BEGIN Raw records
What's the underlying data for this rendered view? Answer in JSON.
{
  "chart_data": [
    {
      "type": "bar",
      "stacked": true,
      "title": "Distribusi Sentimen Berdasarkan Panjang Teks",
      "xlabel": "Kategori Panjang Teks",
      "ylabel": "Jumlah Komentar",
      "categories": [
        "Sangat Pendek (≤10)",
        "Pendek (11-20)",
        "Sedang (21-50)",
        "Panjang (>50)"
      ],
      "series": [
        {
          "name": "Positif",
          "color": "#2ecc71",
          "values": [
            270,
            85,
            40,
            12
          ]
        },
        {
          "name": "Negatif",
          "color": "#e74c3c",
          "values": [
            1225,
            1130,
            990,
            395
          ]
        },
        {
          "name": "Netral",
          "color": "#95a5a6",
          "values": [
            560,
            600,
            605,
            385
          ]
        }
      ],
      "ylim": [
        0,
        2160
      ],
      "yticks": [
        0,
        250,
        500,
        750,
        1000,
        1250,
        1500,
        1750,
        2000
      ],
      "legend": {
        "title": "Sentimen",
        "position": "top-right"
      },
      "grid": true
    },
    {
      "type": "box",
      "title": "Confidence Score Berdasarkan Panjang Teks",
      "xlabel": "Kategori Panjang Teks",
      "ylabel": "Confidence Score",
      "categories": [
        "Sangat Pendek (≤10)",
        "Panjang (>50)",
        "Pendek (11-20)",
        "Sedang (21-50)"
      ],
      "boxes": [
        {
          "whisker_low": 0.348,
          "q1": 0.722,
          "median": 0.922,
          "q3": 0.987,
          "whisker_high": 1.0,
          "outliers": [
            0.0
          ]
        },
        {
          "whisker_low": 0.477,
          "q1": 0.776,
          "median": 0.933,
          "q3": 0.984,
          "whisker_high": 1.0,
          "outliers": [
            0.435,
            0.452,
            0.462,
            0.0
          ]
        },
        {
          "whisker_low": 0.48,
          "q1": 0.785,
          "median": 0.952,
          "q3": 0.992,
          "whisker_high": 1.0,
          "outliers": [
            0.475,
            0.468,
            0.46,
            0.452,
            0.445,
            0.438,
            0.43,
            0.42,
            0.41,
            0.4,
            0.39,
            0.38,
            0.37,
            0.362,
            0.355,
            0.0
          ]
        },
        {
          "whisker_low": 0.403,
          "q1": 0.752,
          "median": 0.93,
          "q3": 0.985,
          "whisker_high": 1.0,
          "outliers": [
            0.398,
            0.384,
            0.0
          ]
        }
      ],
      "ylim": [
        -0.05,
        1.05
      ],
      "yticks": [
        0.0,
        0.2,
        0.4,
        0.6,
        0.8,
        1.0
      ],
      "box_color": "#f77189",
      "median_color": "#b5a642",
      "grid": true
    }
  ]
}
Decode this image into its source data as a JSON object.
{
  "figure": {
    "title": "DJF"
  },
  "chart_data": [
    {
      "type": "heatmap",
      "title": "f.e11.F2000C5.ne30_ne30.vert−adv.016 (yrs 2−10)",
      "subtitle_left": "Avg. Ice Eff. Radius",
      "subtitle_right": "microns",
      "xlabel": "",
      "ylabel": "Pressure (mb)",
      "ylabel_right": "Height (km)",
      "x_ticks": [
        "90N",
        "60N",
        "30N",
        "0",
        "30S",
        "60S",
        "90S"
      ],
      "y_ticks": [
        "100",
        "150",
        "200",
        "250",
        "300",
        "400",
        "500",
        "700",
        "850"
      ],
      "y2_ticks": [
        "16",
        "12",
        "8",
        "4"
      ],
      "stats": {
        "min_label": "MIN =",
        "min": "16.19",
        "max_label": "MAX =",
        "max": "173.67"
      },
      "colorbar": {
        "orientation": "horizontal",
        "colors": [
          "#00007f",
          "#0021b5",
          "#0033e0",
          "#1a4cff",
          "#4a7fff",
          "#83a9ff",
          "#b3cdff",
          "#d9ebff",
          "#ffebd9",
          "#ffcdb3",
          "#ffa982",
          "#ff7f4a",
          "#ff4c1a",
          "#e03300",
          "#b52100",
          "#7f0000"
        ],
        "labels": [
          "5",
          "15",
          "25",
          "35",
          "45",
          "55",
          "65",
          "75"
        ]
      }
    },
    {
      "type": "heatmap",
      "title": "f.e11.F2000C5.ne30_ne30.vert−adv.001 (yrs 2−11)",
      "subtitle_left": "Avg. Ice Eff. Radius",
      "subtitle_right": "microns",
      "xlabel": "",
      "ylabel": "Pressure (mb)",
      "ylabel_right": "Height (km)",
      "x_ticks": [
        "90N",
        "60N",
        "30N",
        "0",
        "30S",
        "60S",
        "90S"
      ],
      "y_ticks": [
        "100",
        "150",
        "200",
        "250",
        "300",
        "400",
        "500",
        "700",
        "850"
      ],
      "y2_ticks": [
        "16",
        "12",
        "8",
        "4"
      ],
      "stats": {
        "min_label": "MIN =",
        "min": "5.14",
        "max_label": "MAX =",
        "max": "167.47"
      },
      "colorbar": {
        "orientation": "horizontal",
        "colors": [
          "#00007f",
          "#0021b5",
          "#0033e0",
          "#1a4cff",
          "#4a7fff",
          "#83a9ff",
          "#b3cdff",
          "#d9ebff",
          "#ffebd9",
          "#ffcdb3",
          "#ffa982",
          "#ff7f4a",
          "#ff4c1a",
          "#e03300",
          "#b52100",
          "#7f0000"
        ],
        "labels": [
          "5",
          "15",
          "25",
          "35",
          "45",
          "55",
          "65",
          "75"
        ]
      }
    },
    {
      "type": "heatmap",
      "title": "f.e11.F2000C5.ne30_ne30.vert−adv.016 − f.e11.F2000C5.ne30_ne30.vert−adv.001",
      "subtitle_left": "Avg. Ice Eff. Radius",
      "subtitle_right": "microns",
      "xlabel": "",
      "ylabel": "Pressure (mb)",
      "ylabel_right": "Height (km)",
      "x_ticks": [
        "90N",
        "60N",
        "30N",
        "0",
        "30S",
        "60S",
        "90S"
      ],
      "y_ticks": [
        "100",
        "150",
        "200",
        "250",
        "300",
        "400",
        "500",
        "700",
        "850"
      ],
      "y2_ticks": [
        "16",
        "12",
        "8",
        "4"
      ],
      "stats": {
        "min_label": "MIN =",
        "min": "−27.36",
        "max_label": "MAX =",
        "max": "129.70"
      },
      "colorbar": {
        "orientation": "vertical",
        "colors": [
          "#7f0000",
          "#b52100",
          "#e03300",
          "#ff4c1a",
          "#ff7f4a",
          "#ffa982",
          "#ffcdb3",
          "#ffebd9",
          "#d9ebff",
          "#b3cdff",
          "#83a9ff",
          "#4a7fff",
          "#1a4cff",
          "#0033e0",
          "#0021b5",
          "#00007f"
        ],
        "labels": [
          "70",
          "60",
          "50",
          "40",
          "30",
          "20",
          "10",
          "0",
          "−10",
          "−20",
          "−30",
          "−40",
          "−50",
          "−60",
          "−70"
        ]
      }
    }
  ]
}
END Raw records
→ **Given exercise**: Check each line of the listing above for the string "Sentimen", then report only how many lines have it.

→ **Full response**: 2